ページ抜粋 =
• • • •

【経営者による財政状態、経営成績及びキャッシュ・フローの状況の分析】
文中の将来に関する事項は、当四半期連結会計期間の末日現在において判断したものであります。
(1)財政状態及び経営成績の状況
当第1四半期連結累計期間における世界経済は、新型コロナウイルスによる行動制限が緩和され、経済活動の正常化が進む一方で、欧米におけるインフレの進行と政策金利の上昇などの影響から減速感が強まりました。特に昨年度コロナ禍の影響を強く受けた中国では、その後の景気回復に大きな遅れが生じており、需要が低迷しました。日本においては、世界的なインフレ圧力や世界経済の減速に伴う輸出の落ち込み等により、依然として先行き不透明な状況が継続しております。
当社グループが属するエレクトロニクス市場におきましては、コロナ特需の反動減や中国経済の失速などの影響から、民生機器市場、通信機器市場、PC関連市場などの幅広い分野で需要の減速と在庫調整が生じております。
このような環境のなかで、当社グループは、経営理念にある「市場に適応した価値ある製品を創出し、豊かな社会の実現と地球環境の保全に貢献する」ため、電気機器の小型化・省電力化に「電源」の観点から取組み、収益力の強化と持続的な成長の実現に向けて、以下の諸施策を継続的に推進してまいりました。

• • • •

課題 1 =
経営分析の本文のうち、「(1)財政状態及び経営成績の状況」から「と在庫調整が生じております。」までを、両端も含めてそのまま書き写せ。
課題 2 =
経営分析の本文をもとに、次の問いに答えよ。
(a) 景気回復に大きな遅れが生じていると書かれている国はどこか。
(b) エレクトロニクス市場で需要の減速と在庫調整が生じている分野として、どの市場が挙げられているか。
(c) 当社グループは、電気機器の小型化・省電力化にどの観点から取り組んでいるか。

• • • •

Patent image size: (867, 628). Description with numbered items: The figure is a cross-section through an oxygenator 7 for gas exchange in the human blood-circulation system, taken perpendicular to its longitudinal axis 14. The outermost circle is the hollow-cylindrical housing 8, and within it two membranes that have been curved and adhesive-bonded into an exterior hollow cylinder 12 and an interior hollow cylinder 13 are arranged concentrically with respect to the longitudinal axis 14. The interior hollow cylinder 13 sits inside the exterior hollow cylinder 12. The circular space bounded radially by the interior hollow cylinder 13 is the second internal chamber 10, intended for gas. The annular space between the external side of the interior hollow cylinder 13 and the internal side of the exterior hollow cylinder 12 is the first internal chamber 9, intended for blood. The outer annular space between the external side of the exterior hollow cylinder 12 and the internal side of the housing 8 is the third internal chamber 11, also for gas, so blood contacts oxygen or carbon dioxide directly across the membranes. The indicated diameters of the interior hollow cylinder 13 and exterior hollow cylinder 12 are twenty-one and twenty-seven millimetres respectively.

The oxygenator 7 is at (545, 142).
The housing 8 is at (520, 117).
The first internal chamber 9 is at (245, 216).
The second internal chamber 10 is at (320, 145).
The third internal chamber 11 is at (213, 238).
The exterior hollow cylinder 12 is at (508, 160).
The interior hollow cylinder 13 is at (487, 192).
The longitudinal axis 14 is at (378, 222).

• • • •

回答 1 =
(1)財政状態及び経営成績の状況
当第1四半期連結累計期間における世界経済は、新型コロナウイルスによる行動制限が緩和され、経済活動の正常化が進む一方で、欧米におけるインフレの進行と政策金利の上昇などの影響から減速感が強まりました。特に昨年度コロナ禍の影響を強く受けた中国では、その後の景気回復に大きな遅れが生じており、需要が低迷しました。日本においては、世界的なインフレ圧力や世界経済の減速に伴う輸出の落ち込み等により、依然として先行き不透明な状況が継続しております。
当社グループが属するエレクトロニクス市場におきましては、コロナ特需の反動減や中国経済の失速などの影響から、民生機器市場、通信機器市場、PC関連市場などの幅広い分野で需要の減速と在庫調整が生じております。

回答 2 =
(a) 中国
(b) 民生機器市場、通信機器市場、PC関連市場など
(c) 「電源」の観点